▶ [Task objective]: Search the material and gather each line with "กออเดอร" in it.

▶ [Stored rows]:
===
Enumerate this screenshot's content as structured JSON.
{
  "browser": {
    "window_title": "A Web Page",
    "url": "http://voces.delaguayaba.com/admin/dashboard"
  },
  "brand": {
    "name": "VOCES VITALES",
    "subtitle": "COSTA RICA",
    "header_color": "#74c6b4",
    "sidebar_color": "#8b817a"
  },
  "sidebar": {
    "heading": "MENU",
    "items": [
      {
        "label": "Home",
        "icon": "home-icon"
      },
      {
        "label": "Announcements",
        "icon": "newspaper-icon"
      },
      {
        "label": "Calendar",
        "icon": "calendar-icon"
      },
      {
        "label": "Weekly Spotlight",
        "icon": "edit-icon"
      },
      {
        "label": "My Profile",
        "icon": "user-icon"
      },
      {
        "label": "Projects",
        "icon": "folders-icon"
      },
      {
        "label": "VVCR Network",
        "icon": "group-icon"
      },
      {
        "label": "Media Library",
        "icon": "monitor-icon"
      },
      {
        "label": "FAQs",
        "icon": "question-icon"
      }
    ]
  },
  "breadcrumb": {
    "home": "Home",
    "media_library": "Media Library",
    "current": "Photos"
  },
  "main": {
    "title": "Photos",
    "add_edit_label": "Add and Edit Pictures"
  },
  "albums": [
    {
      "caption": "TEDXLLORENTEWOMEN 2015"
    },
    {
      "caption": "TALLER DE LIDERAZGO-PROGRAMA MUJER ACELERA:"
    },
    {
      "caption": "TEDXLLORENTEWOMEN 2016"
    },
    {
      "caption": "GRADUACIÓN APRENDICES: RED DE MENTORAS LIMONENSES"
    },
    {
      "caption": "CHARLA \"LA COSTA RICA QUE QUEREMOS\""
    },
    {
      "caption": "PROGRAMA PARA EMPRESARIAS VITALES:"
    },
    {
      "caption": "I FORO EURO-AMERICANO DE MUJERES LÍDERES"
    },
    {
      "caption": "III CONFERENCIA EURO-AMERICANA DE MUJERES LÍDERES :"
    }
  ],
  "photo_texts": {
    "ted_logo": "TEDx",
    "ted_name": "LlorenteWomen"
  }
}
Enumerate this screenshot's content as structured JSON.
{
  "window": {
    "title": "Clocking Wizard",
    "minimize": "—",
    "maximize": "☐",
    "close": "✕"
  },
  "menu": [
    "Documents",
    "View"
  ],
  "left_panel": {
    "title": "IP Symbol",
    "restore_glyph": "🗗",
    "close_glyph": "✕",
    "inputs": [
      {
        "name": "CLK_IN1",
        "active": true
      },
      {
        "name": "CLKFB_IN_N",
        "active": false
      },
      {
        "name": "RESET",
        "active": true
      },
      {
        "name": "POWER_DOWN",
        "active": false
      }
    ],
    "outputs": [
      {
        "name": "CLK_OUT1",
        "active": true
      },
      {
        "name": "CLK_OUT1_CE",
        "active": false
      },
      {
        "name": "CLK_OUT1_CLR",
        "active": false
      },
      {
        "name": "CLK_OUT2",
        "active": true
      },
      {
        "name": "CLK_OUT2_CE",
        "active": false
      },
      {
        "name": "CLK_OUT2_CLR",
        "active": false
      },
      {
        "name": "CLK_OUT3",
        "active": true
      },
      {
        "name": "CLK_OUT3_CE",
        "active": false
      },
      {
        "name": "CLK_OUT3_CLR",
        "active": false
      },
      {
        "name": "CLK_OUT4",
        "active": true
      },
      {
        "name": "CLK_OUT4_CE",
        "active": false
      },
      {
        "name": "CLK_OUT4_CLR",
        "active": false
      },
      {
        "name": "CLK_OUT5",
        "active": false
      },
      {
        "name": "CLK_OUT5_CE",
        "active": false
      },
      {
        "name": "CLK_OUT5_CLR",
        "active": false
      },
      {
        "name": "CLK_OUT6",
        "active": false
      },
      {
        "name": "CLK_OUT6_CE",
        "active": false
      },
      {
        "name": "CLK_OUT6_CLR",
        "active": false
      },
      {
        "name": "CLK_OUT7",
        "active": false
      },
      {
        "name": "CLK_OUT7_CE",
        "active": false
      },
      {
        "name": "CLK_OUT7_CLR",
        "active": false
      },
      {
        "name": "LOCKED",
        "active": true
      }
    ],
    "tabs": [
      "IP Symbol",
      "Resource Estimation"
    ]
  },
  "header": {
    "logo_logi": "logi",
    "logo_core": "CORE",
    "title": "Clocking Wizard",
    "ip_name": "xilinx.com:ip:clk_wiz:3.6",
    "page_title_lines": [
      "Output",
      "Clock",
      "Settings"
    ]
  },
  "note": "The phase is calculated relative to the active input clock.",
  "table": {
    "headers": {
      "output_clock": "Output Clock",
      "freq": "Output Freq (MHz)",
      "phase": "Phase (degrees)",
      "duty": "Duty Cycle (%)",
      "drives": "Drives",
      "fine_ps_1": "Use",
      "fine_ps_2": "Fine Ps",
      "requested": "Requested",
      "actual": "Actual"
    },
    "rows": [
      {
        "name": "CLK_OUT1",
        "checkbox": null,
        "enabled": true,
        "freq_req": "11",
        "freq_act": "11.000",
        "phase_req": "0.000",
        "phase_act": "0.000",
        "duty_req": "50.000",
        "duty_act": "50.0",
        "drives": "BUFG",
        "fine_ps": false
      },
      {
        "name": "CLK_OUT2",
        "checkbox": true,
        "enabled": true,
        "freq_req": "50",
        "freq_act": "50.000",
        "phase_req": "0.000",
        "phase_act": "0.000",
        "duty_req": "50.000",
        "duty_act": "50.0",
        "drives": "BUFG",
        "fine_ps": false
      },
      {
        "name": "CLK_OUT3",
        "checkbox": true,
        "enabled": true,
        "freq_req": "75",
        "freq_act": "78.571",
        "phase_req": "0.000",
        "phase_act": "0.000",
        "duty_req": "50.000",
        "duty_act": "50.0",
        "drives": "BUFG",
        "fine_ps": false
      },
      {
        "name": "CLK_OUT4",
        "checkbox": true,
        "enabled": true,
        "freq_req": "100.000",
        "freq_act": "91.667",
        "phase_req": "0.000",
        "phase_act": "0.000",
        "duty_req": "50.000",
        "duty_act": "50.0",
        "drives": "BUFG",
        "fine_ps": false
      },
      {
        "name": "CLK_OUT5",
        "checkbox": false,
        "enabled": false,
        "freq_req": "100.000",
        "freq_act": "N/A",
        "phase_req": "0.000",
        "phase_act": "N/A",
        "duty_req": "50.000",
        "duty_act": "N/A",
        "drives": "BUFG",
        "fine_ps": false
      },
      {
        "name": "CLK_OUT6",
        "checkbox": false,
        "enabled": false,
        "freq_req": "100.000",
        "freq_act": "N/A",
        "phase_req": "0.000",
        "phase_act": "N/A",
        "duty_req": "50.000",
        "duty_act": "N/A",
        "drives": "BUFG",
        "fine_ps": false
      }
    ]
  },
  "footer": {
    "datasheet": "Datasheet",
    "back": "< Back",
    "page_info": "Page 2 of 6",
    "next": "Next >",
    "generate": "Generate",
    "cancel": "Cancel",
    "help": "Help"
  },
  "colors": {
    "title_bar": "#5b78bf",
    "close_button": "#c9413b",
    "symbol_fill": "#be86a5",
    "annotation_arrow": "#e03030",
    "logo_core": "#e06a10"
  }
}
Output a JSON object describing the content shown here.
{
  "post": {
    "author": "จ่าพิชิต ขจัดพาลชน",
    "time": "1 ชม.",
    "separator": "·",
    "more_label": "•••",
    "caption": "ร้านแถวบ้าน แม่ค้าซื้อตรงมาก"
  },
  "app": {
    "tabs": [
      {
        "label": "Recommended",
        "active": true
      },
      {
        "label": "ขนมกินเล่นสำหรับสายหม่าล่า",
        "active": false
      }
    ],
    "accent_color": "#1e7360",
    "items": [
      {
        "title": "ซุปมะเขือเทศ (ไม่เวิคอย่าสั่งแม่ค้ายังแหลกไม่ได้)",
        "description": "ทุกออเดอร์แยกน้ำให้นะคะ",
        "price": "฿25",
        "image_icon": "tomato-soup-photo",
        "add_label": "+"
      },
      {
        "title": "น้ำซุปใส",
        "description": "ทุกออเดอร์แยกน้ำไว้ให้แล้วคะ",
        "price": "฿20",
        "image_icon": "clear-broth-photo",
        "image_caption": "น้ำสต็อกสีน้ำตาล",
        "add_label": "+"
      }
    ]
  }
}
===
▶ [Answer]:
        "description": "ทุกออเดอร์แยกน้ำให้นะคะ",
        "description": "ทุกออเดอร์แยกน้ำไว้ให้แล้วคะ",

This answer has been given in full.